▶ _Aim_: The entries below are to be repeated exactly as they stand.

▶ _Task data_:

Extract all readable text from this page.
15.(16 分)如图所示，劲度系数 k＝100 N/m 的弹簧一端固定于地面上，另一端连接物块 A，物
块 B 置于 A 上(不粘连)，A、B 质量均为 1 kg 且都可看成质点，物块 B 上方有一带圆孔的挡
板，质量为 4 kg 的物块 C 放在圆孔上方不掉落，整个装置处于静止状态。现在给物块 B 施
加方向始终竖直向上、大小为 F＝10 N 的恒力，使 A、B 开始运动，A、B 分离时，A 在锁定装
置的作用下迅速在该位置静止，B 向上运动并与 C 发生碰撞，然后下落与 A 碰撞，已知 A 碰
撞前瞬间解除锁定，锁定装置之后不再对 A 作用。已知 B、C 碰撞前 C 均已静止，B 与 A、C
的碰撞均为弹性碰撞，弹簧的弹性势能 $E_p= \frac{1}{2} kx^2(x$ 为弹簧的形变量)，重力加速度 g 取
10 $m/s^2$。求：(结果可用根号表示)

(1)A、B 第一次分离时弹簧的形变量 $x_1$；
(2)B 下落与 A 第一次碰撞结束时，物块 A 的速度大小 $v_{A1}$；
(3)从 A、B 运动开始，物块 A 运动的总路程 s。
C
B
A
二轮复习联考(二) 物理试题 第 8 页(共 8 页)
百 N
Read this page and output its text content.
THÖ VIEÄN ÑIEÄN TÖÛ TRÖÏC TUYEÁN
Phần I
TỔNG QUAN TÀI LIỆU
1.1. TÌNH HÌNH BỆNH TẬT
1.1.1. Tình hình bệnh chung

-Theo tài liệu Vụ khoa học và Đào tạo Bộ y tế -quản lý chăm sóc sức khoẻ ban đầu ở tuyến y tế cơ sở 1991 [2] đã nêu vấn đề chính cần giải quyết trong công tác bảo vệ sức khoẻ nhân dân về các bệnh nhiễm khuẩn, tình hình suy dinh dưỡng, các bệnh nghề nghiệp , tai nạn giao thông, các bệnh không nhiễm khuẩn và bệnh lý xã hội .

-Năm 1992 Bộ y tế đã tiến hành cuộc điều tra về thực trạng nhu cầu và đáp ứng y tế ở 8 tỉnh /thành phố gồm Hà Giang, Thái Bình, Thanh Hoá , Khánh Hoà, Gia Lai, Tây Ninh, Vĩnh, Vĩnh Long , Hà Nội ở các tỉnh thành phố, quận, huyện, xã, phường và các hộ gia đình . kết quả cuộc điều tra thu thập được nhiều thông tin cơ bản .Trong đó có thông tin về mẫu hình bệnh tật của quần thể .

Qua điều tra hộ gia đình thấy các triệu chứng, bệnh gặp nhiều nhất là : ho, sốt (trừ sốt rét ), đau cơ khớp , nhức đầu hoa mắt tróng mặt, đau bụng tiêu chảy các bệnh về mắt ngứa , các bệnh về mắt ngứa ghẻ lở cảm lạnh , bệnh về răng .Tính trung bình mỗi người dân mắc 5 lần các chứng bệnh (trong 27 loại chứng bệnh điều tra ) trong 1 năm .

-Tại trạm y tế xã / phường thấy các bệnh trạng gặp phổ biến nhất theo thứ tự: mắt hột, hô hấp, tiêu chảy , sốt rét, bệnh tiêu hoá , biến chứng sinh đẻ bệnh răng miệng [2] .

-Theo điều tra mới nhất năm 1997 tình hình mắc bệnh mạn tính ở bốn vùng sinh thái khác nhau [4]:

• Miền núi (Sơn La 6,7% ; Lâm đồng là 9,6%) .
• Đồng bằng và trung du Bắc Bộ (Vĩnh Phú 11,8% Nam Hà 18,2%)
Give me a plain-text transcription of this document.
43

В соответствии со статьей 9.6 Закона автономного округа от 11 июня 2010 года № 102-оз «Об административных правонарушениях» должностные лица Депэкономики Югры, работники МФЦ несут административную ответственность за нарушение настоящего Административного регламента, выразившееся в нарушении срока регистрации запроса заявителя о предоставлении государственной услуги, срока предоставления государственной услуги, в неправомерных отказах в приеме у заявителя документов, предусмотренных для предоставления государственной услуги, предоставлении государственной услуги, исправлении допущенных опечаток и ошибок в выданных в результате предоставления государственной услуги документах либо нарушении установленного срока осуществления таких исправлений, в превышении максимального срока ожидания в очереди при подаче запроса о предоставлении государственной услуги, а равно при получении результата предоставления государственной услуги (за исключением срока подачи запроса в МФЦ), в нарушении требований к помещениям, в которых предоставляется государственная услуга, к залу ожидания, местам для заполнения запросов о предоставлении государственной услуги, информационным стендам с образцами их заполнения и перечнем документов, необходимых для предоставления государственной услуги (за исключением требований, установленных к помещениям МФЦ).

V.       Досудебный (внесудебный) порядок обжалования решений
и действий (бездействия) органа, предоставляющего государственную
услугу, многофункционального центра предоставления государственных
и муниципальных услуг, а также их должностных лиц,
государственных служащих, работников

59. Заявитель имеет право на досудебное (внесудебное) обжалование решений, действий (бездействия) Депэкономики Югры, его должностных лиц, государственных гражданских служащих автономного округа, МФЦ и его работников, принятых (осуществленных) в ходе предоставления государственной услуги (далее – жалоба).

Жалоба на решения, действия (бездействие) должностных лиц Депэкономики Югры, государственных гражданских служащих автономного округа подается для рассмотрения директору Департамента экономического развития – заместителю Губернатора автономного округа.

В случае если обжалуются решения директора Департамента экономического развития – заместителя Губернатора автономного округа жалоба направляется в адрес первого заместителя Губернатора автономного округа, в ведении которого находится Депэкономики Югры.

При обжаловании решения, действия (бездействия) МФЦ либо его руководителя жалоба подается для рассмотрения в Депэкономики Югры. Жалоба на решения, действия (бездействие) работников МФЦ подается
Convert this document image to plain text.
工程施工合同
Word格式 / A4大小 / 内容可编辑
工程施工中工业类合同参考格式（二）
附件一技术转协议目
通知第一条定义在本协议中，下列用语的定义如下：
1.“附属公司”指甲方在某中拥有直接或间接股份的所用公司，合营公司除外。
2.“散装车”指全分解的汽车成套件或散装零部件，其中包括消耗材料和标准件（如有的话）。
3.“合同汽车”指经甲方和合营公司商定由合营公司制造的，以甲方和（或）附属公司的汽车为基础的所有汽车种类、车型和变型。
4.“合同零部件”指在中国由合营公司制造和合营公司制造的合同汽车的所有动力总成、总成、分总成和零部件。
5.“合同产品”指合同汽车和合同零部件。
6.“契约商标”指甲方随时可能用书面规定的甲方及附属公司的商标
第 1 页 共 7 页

▶ _Full solution_:
Extract all readable text from this page.
15.(16 分)如图所示，劲度系数 k＝100 N/m 的弹簧一端固定于地面上，另一端连接物块 A，物
块 B 置于 A 上(不粘连)，A、B 质量均为 1 kg 且都可看成质点，物块 B 上方有一带圆孔的挡
板，质量为 4 kg 的物块 C 放在圆孔上方不掉落，整个装置处于静止状态。现在给物块 B 施
加方向始终竖直向上、大小为 F＝10 N 的恒力，使 A、B 开始运动，A、B 分离时，A 在锁定装
置的作用下迅速在该位置静止，B 向上运动并与 C 发生碰撞，然后下落与 A 碰撞，已知 A 碰
撞前瞬间解除锁定，锁定装置之后不再对 A 作用。已知 B、C 碰撞前 C 均已静止，B 与 A、C
的碰撞均为弹性碰撞，弹簧的弹性势能 $E_p= \frac{1}{2} kx^2(x$ 为弹簧的形变量)，重力加速度 g 取
10 $m/s^2$。求：(结果可用根号表示)

(1)A、B 第一次分离时弹簧的形变量 $x_1$；
(2)B 下落与 A 第一次碰撞结束时，物块 A 的速度大小 $v_{A1}$；
(3)从 A、B 运动开始，物块 A 运动的总路程 s。
C
B
A
二轮复习联考(二) 物理试题 第 8 页(共 8 页)
百 N
Read this page and output its text content.
THÖ VIEÄN ÑIEÄN TÖÛ TRÖÏC TUYEÁN
Phần I
TỔNG QUAN TÀI LIỆU
1.1. TÌNH HÌNH BỆNH TẬT
1.1.1. Tình hình bệnh chung

-Theo tài liệu Vụ khoa học và Đào tạo Bộ y tế -quản lý chăm sóc sức khoẻ ban đầu ở tuyến y tế cơ sở 1991 [2] đã nêu vấn đề chính cần giải quyết trong công tác bảo vệ sức khoẻ nhân dân về các bệnh nhiễm khuẩn, tình hình suy dinh dưỡng, các bệnh nghề nghiệp , tai nạn giao thông, các bệnh không nhiễm khuẩn và bệnh lý xã hội .

-Năm 1992 Bộ y tế đã tiến hành cuộc điều tra về thực trạng nhu cầu và đáp ứng y tế ở 8 tỉnh /thành phố gồm Hà Giang, Thái Bình, Thanh Hoá , Khánh Hoà, Gia Lai, Tây Ninh, Vĩnh, Vĩnh Long , Hà Nội ở các tỉnh thành phố, quận, huyện, xã, phường và các hộ gia đình . kết quả cuộc điều tra thu thập được nhiều thông tin cơ bản .Trong đó có thông tin về mẫu hình bệnh tật của quần thể .

Qua điều tra hộ gia đình thấy các triệu chứng, bệnh gặp nhiều nhất là : ho, sốt (trừ sốt rét ), đau cơ khớp , nhức đầu hoa mắt tróng mặt, đau bụng tiêu chảy các bệnh về mắt ngứa , các bệnh về mắt ngứa ghẻ lở cảm lạnh , bệnh về răng .Tính trung bình mỗi người dân mắc 5 lần các chứng bệnh (trong 27 loại chứng bệnh điều tra ) trong 1 năm .

-Tại trạm y tế xã / phường thấy các bệnh trạng gặp phổ biến nhất theo thứ tự: mắt hột, hô hấp, tiêu chảy , sốt rét, bệnh tiêu hoá , biến chứng sinh đẻ bệnh răng miệng [2] .

-Theo điều tra mới nhất năm 1997 tình hình mắc bệnh mạn tính ở bốn vùng sinh thái khác nhau [4]:

• Miền núi (Sơn La 6,7% ; Lâm đồng là 9,6%) .
• Đồng bằng và trung du Bắc Bộ (Vĩnh Phú 11,8% Nam Hà 18,2%)
Give me a plain-text transcription of this document.
43

В соответствии со статьей 9.6 Закона автономного округа от 11 июня 2010 года № 102-оз «Об административных правонарушениях» должностные лица Депэкономики Югры, работники МФЦ несут административную ответственность за нарушение настоящего Административного регламента, выразившееся в нарушении срока регистрации запроса заявителя о предоставлении государственной услуги, срока предоставления государственной услуги, в неправомерных отказах в приеме у заявителя документов, предусмотренных для предоставления государственной услуги, предоставлении государственной услуги, исправлении допущенных опечаток и ошибок в выданных в результате предоставления государственной услуги документах либо нарушении установленного срока осуществления таких исправлений, в превышении максимального срока ожидания в очереди при подаче запроса о предоставлении государственной услуги, а равно при получении результата предоставления государственной услуги (за исключением срока подачи запроса в МФЦ), в нарушении требований к помещениям, в которых предоставляется государственная услуга, к залу ожидания, местам для заполнения запросов о предоставлении государственной услуги, информационным стендам с образцами их заполнения и перечнем документов, необходимых для предоставления государственной услуги (за исключением требований, установленных к помещениям МФЦ).

V.       Досудебный (внесудебный) порядок обжалования решений
и действий (бездействия) органа, предоставляющего государственную
услугу, многофункционального центра предоставления государственных
и муниципальных услуг, а также их должностных лиц,
государственных служащих, работников

59. Заявитель имеет право на досудебное (внесудебное) обжалование решений, действий (бездействия) Депэкономики Югры, его должностных лиц, государственных гражданских служащих автономного округа, МФЦ и его работников, принятых (осуществленных) в ходе предоставления государственной услуги (далее – жалоба).

Жалоба на решения, действия (бездействие) должностных лиц Депэкономики Югры, государственных гражданских служащих автономного округа подается для рассмотрения директору Департамента экономического развития – заместителю Губернатора автономного округа.

В случае если обжалуются решения директора Департамента экономического развития – заместителя Губернатора автономного округа жалоба направляется в адрес первого заместителя Губернатора автономного округа, в ведении которого находится Депэкономики Югры.

При обжаловании решения, действия (бездействия) МФЦ либо его руководителя жалоба подается для рассмотрения в Депэкономики Югры. Жалоба на решения, действия (бездействие) работников МФЦ подается
Convert this document image to plain text.
工程施工合同
Word格式 / A4大小 / 内容可编辑
工程施工中工业类合同参考格式（二）
附件一技术转协议目
通知第一条定义在本协议中，下列用语的定义如下：
1.“附属公司”指甲方在某中拥有直接或间接股份的所用公司，合营公司除外。
2.“散装车”指全分解的汽车成套件或散装零部件，其中包括消耗材料和标准件（如有的话）。
3.“合同汽车”指经甲方和合营公司商定由合营公司制造的，以甲方和（或）附属公司的汽车为基础的所有汽车种类、车型和变型。
4.“合同零部件”指在中国由合营公司制造和合营公司制造的合同汽车的所有动力总成、总成、分总成和零部件。
5.“合同产品”指合同汽车和合同零部件。
6.“契约商标”指甲方随时可能用书面规定的甲方及附属公司的商标
第 1 页 共 7 页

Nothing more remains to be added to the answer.